» EXCERPTED DATA
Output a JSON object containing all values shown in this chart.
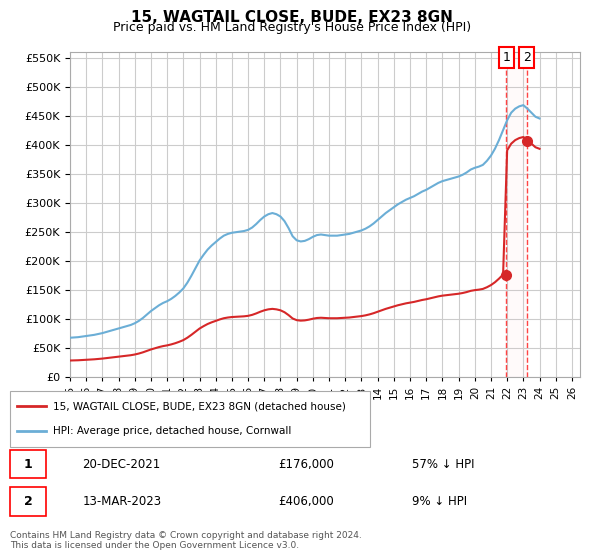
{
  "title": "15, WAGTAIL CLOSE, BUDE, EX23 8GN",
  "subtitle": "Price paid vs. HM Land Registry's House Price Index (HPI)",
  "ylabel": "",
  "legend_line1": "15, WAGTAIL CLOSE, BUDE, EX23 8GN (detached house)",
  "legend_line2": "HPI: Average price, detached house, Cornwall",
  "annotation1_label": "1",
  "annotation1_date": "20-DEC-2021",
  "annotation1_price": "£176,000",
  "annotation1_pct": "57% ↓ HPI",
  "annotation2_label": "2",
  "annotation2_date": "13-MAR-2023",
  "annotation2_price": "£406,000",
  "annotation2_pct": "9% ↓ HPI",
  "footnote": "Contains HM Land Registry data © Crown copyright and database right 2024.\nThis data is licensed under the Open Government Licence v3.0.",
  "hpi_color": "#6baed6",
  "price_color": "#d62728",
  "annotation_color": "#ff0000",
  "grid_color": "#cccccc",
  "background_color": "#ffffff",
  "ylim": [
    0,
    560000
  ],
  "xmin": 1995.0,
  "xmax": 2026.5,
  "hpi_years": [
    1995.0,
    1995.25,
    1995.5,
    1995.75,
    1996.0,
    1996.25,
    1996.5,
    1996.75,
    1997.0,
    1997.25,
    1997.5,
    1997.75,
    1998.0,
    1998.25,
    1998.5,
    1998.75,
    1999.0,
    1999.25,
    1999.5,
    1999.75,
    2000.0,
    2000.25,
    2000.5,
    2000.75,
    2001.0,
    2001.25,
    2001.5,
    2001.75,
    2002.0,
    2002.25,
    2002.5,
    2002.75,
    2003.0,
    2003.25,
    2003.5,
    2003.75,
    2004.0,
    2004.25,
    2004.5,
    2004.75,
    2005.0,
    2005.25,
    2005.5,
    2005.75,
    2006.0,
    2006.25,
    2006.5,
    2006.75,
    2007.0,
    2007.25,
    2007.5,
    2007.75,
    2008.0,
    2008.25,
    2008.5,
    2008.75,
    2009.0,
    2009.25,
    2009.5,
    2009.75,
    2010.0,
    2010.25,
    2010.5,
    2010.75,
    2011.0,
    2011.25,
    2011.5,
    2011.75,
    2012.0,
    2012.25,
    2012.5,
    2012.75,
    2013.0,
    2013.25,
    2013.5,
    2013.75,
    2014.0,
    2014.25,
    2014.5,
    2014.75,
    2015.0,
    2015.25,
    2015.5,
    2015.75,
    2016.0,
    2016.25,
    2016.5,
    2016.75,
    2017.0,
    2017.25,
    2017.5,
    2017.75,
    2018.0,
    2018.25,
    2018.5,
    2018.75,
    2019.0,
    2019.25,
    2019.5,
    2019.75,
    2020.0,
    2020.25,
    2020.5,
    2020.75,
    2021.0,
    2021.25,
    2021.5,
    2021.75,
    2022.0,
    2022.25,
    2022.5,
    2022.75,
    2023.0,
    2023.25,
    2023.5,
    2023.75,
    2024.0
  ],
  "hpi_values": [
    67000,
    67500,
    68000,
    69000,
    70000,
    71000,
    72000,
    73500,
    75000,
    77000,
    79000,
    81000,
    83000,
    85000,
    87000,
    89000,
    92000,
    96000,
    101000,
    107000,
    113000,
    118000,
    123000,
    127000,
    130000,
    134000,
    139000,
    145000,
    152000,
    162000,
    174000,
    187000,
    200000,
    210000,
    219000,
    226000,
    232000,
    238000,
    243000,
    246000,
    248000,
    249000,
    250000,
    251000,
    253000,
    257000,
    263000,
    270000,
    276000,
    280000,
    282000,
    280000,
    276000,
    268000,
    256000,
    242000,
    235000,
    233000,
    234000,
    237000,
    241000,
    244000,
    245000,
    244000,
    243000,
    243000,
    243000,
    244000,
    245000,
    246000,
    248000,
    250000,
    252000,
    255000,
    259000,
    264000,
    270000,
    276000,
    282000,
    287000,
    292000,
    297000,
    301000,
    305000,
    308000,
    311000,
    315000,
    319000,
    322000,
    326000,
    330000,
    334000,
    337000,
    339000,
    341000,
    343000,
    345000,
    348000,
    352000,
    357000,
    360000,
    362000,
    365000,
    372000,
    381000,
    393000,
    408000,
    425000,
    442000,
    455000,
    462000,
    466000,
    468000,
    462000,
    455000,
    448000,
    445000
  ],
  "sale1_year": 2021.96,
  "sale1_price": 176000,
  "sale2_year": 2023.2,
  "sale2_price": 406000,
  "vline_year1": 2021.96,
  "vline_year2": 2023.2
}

» PROBLEM TO WORK ON
Any pictures should be dropped; transcribe the rest of the records above exactly.

» WRITTEN SOLUTION
Output a JSON object containing all values shown in this chart.
{
  "title": "15, WAGTAIL CLOSE, BUDE, EX23 8GN",
  "subtitle": "Price paid vs. HM Land Registry's House Price Index (HPI)",
  "ylabel": "",
  "legend_line1": "15, WAGTAIL CLOSE, BUDE, EX23 8GN (detached house)",
  "legend_line2": "HPI: Average price, detached house, Cornwall",
  "annotation1_label": "1",
  "annotation1_date": "20-DEC-2021",
  "annotation1_price": "£176,000",
  "annotation1_pct": "57% ↓ HPI",
  "annotation2_label": "2",
  "annotation2_date": "13-MAR-2023",
  "annotation2_price": "£406,000",
  "annotation2_pct": "9% ↓ HPI",
  "footnote": "Contains HM Land Registry data © Crown copyright and database right 2024.\nThis data is licensed under the Open Government Licence v3.0.",
  "hpi_color": "#6baed6",
  "price_color": "#d62728",
  "annotation_color": "#ff0000",
  "grid_color": "#cccccc",
  "background_color": "#ffffff",
  "ylim": [
    0,
    560000
  ],
  "xmin": 1995.0,
  "xmax": 2026.5,
  "hpi_years": [
    1995.0,
    1995.25,
    1995.5,
    1995.75,
    1996.0,
    1996.25,
    1996.5,
    1996.75,
    1997.0,
    1997.25,
    1997.5,
    1997.75,
    1998.0,
    1998.25,
    1998.5,
    1998.75,
    1999.0,
    1999.25,
    1999.5,
    1999.75,
    2000.0,
    2000.25,
    2000.5,
    2000.75,
    2001.0,
    2001.25,
    2001.5,
    2001.75,
    2002.0,
    2002.25,
    2002.5,
    2002.75,
    2003.0,
    2003.25,
    2003.5,
    2003.75,
    2004.0,
    2004.25,
    2004.5,
    2004.75,
    2005.0,
    2005.25,
    2005.5,
    2005.75,
    2006.0,
    2006.25,
    2006.5,
    2006.75,
    2007.0,
    2007.25,
    2007.5,
    2007.75,
    2008.0,
    2008.25,
    2008.5,
    2008.75,
    2009.0,
    2009.25,
    2009.5,
    2009.75,
    2010.0,
    2010.25,
    2010.5,
    2010.75,
    2011.0,
    2011.25,
    2011.5,
    2011.75,
    2012.0,
    2012.25,
    2012.5,
    2012.75,
    2013.0,
    2013.25,
    2013.5,
    2013.75,
    2014.0,
    2014.25,
    2014.5,
    2014.75,
    2015.0,
    2015.25,
    2015.5,
    2015.75,
    2016.0,
    2016.25,
    2016.5,
    2016.75,
    2017.0,
    2017.25,
    2017.5,
    2017.75,
    2018.0,
    2018.25,
    2018.5,
    2018.75,
    2019.0,
    2019.25,
    2019.5,
    2019.75,
    2020.0,
    2020.25,
    2020.5,
    2020.75,
    2021.0,
    2021.25,
    2021.5,
    2021.75,
    2022.0,
    2022.25,
    2022.5,
    2022.75,
    2023.0,
    2023.25,
    2023.5,
    2023.75,
    2024.0
  ],
  "hpi_values": [
    67000,
    67500,
    68000,
    69000,
    70000,
    71000,
    72000,
    73500,
    75000,
    77000,
    79000,
    81000,
    83000,
    85000,
    87000,
    89000,
    92000,
    96000,
    101000,
    107000,
    113000,
    118000,
    123000,
    127000,
    130000,
    134000,
    139000,
    145000,
    152000,
    162000,
    174000,
    187000,
    200000,
    210000,
    219000,
    226000,
    232000,
    238000,
    243000,
    246000,
    248000,
    249000,
    250000,
    251000,
    253000,
    257000,
    263000,
    270000,
    276000,
    280000,
    282000,
    280000,
    276000,
    268000,
    256000,
    242000,
    235000,
    233000,
    234000,
    237000,
    241000,
    244000,
    245000,
    244000,
    243000,
    243000,
    243000,
    244000,
    245000,
    246000,
    248000,
    250000,
    252000,
    255000,
    259000,
    264000,
    270000,
    276000,
    282000,
    287000,
    292000,
    297000,
    301000,
    305000,
    308000,
    311000,
    315000,
    319000,
    322000,
    326000,
    330000,
    334000,
    337000,
    339000,
    341000,
    343000,
    345000,
    348000,
    352000,
    357000,
    360000,
    362000,
    365000,
    372000,
    381000,
    393000,
    408000,
    425000,
    442000,
    455000,
    462000,
    466000,
    468000,
    462000,
    455000,
    448000,
    445000
  ],
  "sale1_year": 2021.96,
  "sale1_price": 176000,
  "sale2_year": 2023.2,
  "sale2_price": 406000,
  "vline_year1": 2021.96,
  "vline_year2": 2023.2
}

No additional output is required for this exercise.